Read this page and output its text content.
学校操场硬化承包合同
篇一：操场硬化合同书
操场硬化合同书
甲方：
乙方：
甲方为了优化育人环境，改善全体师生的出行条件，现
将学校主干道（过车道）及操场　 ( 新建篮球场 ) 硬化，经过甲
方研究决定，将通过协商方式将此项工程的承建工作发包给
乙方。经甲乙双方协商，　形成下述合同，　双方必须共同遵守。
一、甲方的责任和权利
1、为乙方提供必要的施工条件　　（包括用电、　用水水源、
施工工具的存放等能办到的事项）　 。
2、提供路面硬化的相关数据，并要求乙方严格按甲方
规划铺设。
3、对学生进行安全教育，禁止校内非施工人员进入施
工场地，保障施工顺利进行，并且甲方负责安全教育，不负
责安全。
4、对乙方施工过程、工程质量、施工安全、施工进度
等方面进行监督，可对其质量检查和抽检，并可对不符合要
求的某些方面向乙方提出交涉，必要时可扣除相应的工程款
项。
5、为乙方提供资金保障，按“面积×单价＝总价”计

+ + + + +

Would you give the material above again, complete and exact?

Read this page and output its text content.
学校操场硬化承包合同
篇一：操场硬化合同书
操场硬化合同书
甲方：
乙方：
甲方为了优化育人环境，改善全体师生的出行条件，现
将学校主干道（过车道）及操场　 ( 新建篮球场 ) 硬化，经过甲
方研究决定，将通过协商方式将此项工程的承建工作发包给
乙方。经甲乙双方协商，　形成下述合同，　双方必须共同遵守。
一、甲方的责任和权利
1、为乙方提供必要的施工条件　　（包括用电、　用水水源、
施工工具的存放等能办到的事项）　 。
2、提供路面硬化的相关数据，并要求乙方严格按甲方
规划铺设。
3、对学生进行安全教育，禁止校内非施工人员进入施
工场地，保障施工顺利进行，并且甲方负责安全教育，不负
责安全。
4、对乙方施工过程、工程质量、施工安全、施工进度
等方面进行监督，可对其质量检查和抽检，并可对不符合要
求的某些方面向乙方提出交涉，必要时可扣除相应的工程款
项。
5、为乙方提供资金保障，按“面积×单价＝总价”计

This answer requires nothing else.